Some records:
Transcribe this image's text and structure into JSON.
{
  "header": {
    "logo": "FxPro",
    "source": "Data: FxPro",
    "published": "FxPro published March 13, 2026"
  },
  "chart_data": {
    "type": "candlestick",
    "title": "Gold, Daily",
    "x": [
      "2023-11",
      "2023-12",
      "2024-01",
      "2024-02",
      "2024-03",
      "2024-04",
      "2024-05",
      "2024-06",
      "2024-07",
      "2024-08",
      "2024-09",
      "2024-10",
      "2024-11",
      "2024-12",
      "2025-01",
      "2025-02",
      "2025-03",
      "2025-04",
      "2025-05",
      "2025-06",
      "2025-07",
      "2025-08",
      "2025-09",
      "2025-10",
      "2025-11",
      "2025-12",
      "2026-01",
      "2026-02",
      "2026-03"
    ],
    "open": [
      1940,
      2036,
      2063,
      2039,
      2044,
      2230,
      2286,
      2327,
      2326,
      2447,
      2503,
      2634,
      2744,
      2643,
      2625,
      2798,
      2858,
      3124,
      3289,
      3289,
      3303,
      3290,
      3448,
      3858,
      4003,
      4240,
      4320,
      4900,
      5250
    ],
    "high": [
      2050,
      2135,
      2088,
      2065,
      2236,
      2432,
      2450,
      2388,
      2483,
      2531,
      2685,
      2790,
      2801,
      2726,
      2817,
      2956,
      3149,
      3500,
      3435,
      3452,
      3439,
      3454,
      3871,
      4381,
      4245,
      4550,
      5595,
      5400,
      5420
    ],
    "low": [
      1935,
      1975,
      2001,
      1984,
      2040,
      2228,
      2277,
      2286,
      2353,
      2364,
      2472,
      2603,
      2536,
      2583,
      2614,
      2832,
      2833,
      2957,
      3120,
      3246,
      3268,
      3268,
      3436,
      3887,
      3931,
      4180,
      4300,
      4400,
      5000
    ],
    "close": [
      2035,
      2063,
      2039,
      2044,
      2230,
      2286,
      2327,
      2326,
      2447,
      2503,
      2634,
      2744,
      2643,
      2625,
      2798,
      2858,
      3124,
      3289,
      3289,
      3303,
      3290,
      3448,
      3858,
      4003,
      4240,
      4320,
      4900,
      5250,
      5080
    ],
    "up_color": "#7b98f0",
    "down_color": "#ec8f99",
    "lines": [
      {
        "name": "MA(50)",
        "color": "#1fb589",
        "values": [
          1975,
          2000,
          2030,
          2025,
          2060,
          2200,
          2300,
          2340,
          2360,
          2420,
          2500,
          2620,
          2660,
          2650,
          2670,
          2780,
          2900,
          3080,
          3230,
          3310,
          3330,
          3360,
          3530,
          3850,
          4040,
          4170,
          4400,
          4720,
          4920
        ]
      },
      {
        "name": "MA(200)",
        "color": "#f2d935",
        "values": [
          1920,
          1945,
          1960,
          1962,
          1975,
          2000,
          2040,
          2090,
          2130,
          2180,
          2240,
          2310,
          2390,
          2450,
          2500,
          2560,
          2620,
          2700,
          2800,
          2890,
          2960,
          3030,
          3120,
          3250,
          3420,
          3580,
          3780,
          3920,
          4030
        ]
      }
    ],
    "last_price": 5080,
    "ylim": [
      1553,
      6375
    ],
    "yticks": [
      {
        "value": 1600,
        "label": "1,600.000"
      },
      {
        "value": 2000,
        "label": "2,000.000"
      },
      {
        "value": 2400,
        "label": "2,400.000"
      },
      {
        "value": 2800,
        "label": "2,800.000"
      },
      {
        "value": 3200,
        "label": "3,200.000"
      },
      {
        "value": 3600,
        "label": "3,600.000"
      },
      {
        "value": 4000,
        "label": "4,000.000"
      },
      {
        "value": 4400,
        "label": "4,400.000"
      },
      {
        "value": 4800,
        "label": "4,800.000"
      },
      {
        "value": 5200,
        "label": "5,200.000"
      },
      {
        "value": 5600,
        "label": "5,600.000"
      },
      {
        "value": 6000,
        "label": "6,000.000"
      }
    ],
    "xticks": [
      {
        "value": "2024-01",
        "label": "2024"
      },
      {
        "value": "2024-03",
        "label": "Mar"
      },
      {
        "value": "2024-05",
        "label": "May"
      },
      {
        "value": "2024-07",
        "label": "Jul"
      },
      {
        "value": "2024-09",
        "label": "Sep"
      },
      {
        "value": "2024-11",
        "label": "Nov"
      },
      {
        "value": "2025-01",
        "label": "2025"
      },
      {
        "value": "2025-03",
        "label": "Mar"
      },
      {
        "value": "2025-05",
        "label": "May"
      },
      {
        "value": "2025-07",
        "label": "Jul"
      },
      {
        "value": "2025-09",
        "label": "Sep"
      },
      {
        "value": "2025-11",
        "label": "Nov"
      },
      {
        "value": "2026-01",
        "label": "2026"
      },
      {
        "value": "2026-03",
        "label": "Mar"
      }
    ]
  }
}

Short exercise:
Transcribe the material above in its entirety. Match it exactly.

Finished exercise:
Transcribe this image's text and structure into JSON.
{
  "header": {
    "logo": "FxPro",
    "source": "Data: FxPro",
    "published": "FxPro published March 13, 2026"
  },
  "chart_data": {
    "type": "candlestick",
    "title": "Gold, Daily",
    "x": [
      "2023-11",
      "2023-12",
      "2024-01",
      "2024-02",
      "2024-03",
      "2024-04",
      "2024-05",
      "2024-06",
      "2024-07",
      "2024-08",
      "2024-09",
      "2024-10",
      "2024-11",
      "2024-12",
      "2025-01",
      "2025-02",
      "2025-03",
      "2025-04",
      "2025-05",
      "2025-06",
      "2025-07",
      "2025-08",
      "2025-09",
      "2025-10",
      "2025-11",
      "2025-12",
      "2026-01",
      "2026-02",
      "2026-03"
    ],
    "open": [
      1940,
      2036,
      2063,
      2039,
      2044,
      2230,
      2286,
      2327,
      2326,
      2447,
      2503,
      2634,
      2744,
      2643,
      2625,
      2798,
      2858,
      3124,
      3289,
      3289,
      3303,
      3290,
      3448,
      3858,
      4003,
      4240,
      4320,
      4900,
      5250
    ],
    "high": [
      2050,
      2135,
      2088,
      2065,
      2236,
      2432,
      2450,
      2388,
      2483,
      2531,
      2685,
      2790,
      2801,
      2726,
      2817,
      2956,
      3149,
      3500,
      3435,
      3452,
      3439,
      3454,
      3871,
      4381,
      4245,
      4550,
      5595,
      5400,
      5420
    ],
    "low": [
      1935,
      1975,
      2001,
      1984,
      2040,
      2228,
      2277,
      2286,
      2353,
      2364,
      2472,
      2603,
      2536,
      2583,
      2614,
      2832,
      2833,
      2957,
      3120,
      3246,
      3268,
      3268,
      3436,
      3887,
      3931,
      4180,
      4300,
      4400,
      5000
    ],
    "close": [
      2035,
      2063,
      2039,
      2044,
      2230,
      2286,
      2327,
      2326,
      2447,
      2503,
      2634,
      2744,
      2643,
      2625,
      2798,
      2858,
      3124,
      3289,
      3289,
      3303,
      3290,
      3448,
      3858,
      4003,
      4240,
      4320,
      4900,
      5250,
      5080
    ],
    "up_color": "#7b98f0",
    "down_color": "#ec8f99",
    "lines": [
      {
        "name": "MA(50)",
        "color": "#1fb589",
        "values": [
          1975,
          2000,
          2030,
          2025,
          2060,
          2200,
          2300,
          2340,
          2360,
          2420,
          2500,
          2620,
          2660,
          2650,
          2670,
          2780,
          2900,
          3080,
          3230,
          3310,
          3330,
          3360,
          3530,
          3850,
          4040,
          4170,
          4400,
          4720,
          4920
        ]
      },
      {
        "name": "MA(200)",
        "color": "#f2d935",
        "values": [
          1920,
          1945,
          1960,
          1962,
          1975,
          2000,
          2040,
          2090,
          2130,
          2180,
          2240,
          2310,
          2390,
          2450,
          2500,
          2560,
          2620,
          2700,
          2800,
          2890,
          2960,
          3030,
          3120,
          3250,
          3420,
          3580,
          3780,
          3920,
          4030
        ]
      }
    ],
    "last_price": 5080,
    "ylim": [
      1553,
      6375
    ],
    "yticks": [
      {
        "value": 1600,
        "label": "1,600.000"
      },
      {
        "value": 2000,
        "label": "2,000.000"
      },
      {
        "value": 2400,
        "label": "2,400.000"
      },
      {
        "value": 2800,
        "label": "2,800.000"
      },
      {
        "value": 3200,
        "label": "3,200.000"
      },
      {
        "value": 3600,
        "label": "3,600.000"
      },
      {
        "value": 4000,
        "label": "4,000.000"
      },
      {
        "value": 4400,
        "label": "4,400.000"
      },
      {
        "value": 4800,
        "label": "4,800.000"
      },
      {
        "value": 5200,
        "label": "5,200.000"
      },
      {
        "value": 5600,
        "label": "5,600.000"
      },
      {
        "value": 6000,
        "label": "6,000.000"
      }
    ],
    "xticks": [
      {
        "value": "2024-01",
        "label": "2024"
      },
      {
        "value": "2024-03",
        "label": "Mar"
      },
      {
        "value": "2024-05",
        "label": "May"
      },
      {
        "value": "2024-07",
        "label": "Jul"
      },
      {
        "value": "2024-09",
        "label": "Sep"
      },
      {
        "value": "2024-11",
        "label": "Nov"
      },
      {
        "value": "2025-01",
        "label": "2025"
      },
      {
        "value": "2025-03",
        "label": "Mar"
      },
      {
        "value": "2025-05",
        "label": "May"
      },
      {
        "value": "2025-07",
        "label": "Jul"
      },
      {
        "value": "2025-09",
        "label": "Sep"
      },
      {
        "value": "2025-11",
        "label": "Nov"
      },
      {
        "value": "2026-01",
        "label": "2026"
      },
      {
        "value": "2026-03",
        "label": "Mar"
      }
    ]
  }
}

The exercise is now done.